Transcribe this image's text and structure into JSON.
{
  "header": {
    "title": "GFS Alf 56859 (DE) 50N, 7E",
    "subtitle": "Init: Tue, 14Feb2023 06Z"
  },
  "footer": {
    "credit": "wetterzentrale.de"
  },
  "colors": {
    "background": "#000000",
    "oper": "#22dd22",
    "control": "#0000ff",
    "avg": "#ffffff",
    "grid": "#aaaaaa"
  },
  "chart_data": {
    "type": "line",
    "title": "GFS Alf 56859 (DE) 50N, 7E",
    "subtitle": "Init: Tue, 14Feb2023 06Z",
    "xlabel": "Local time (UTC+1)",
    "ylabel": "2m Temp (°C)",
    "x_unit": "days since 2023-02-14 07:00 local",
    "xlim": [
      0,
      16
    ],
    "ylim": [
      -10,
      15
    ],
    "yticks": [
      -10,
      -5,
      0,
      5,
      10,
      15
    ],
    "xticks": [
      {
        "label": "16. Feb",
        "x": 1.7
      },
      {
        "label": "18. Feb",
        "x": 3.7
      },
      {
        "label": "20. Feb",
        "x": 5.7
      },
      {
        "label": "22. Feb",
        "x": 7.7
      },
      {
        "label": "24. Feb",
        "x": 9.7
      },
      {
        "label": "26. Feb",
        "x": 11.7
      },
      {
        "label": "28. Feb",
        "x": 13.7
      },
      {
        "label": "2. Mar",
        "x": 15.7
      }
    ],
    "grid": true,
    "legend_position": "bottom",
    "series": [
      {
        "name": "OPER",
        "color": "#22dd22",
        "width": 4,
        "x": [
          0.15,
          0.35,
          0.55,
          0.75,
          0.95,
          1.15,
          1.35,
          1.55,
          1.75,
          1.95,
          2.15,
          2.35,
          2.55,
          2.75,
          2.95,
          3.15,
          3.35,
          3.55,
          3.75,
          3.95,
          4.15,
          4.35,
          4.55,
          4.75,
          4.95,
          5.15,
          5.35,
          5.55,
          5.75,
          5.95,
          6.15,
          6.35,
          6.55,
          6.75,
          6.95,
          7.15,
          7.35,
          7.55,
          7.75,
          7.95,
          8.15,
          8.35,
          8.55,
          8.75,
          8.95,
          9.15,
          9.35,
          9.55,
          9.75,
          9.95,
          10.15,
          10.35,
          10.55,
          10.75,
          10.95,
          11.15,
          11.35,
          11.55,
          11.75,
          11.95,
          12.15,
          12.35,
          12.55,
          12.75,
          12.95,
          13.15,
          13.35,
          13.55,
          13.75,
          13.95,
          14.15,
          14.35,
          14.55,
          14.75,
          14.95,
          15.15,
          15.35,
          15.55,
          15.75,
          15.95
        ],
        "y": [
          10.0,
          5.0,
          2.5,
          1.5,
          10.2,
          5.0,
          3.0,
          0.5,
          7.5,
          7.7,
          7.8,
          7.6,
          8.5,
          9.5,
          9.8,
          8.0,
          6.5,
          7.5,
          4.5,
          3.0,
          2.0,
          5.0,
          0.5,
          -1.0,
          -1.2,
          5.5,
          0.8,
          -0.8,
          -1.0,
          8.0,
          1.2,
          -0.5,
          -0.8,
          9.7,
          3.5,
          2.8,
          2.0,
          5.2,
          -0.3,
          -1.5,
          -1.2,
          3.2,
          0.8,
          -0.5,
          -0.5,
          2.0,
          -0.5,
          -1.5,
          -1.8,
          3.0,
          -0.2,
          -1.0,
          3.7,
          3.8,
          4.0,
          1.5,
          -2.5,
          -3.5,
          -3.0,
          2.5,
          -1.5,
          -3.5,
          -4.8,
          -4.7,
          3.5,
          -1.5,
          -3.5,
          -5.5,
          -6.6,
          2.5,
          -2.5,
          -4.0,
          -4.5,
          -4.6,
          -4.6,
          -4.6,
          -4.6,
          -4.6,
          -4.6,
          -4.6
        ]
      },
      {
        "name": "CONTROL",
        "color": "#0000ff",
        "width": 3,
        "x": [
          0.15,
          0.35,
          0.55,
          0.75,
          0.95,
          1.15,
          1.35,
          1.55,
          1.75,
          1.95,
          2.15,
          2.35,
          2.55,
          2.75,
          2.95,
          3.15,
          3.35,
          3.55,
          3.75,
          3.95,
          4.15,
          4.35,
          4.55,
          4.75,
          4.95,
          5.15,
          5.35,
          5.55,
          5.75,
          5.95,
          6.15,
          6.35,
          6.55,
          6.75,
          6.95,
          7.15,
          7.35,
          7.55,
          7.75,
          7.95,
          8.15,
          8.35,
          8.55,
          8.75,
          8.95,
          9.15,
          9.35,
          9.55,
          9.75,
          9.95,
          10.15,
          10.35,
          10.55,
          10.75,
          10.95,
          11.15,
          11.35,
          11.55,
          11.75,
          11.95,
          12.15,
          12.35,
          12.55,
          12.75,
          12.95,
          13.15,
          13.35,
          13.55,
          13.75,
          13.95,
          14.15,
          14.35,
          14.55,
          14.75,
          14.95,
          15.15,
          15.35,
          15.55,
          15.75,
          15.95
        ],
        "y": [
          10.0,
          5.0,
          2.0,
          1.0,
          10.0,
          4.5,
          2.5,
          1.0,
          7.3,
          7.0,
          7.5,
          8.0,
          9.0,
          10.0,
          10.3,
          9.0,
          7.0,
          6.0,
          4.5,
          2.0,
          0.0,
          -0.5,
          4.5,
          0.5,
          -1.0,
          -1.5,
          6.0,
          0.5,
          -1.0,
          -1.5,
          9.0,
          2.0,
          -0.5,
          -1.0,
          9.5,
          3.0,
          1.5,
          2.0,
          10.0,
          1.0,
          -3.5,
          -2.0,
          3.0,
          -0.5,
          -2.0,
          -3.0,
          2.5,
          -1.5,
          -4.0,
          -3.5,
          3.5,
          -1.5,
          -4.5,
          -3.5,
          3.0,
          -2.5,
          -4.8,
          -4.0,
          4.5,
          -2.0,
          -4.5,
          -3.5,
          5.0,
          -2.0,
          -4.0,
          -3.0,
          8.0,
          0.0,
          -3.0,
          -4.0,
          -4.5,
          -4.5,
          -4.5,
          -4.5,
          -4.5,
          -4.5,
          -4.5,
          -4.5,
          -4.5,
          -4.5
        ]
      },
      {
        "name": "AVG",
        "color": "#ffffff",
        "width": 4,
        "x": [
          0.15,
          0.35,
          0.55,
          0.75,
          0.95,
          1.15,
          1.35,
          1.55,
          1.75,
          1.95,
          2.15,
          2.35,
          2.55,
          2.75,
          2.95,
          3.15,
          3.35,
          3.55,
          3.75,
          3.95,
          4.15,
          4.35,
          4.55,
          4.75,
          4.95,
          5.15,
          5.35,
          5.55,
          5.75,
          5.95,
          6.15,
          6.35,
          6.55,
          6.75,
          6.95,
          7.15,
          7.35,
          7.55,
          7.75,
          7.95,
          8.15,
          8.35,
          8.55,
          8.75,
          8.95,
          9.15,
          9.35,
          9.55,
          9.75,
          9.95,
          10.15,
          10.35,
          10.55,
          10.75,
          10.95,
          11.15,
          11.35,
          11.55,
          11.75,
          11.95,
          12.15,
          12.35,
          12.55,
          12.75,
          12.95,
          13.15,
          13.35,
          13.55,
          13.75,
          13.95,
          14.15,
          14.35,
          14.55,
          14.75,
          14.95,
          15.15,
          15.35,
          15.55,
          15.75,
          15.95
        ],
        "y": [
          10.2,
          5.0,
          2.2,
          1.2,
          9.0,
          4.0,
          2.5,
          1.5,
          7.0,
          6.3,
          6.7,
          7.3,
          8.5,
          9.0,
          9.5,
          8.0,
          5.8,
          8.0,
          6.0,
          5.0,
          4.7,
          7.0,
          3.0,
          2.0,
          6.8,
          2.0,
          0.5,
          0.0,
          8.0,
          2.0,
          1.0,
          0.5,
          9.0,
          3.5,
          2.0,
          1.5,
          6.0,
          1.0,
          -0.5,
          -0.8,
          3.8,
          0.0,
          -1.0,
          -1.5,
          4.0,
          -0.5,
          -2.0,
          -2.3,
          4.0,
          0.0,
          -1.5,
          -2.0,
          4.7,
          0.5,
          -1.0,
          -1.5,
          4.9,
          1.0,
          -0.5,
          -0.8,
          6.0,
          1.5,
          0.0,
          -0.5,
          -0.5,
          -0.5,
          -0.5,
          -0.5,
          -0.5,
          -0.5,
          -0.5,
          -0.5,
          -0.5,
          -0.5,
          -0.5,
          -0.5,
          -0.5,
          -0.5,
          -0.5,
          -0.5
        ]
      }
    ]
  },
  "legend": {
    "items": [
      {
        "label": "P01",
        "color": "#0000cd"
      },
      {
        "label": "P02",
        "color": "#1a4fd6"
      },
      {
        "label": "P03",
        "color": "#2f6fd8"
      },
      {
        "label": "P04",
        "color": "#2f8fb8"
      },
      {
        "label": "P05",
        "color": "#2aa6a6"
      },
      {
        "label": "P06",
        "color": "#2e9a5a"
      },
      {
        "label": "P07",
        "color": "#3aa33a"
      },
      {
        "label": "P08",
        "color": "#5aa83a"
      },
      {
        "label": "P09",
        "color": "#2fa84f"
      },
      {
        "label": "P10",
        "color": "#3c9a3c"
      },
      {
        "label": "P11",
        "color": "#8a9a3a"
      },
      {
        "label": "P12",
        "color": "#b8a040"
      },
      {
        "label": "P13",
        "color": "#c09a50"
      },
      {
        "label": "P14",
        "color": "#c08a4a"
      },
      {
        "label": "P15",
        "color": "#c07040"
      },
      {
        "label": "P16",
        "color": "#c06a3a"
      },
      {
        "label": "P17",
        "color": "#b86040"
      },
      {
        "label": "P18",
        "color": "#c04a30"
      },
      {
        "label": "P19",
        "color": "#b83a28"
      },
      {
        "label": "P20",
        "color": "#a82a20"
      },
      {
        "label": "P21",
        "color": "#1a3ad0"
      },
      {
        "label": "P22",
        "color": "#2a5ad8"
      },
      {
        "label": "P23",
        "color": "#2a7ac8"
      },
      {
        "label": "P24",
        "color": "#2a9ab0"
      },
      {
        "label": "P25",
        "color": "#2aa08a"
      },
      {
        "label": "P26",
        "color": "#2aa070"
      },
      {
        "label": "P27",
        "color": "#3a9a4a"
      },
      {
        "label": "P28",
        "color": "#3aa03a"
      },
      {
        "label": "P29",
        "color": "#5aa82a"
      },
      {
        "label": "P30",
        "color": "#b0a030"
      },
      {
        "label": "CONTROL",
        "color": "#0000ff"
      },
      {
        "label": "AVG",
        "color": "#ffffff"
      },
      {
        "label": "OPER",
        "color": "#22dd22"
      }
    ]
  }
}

* [WRITTEN TASK]:
Pick out the lines containing the string "Init" and show them.

* [OUTPUT FOR THIS TASK]:
    "subtitle": "Init: Tue, 14Feb2023 06Z"
    "subtitle": "Init: Tue, 14Feb2023 06Z",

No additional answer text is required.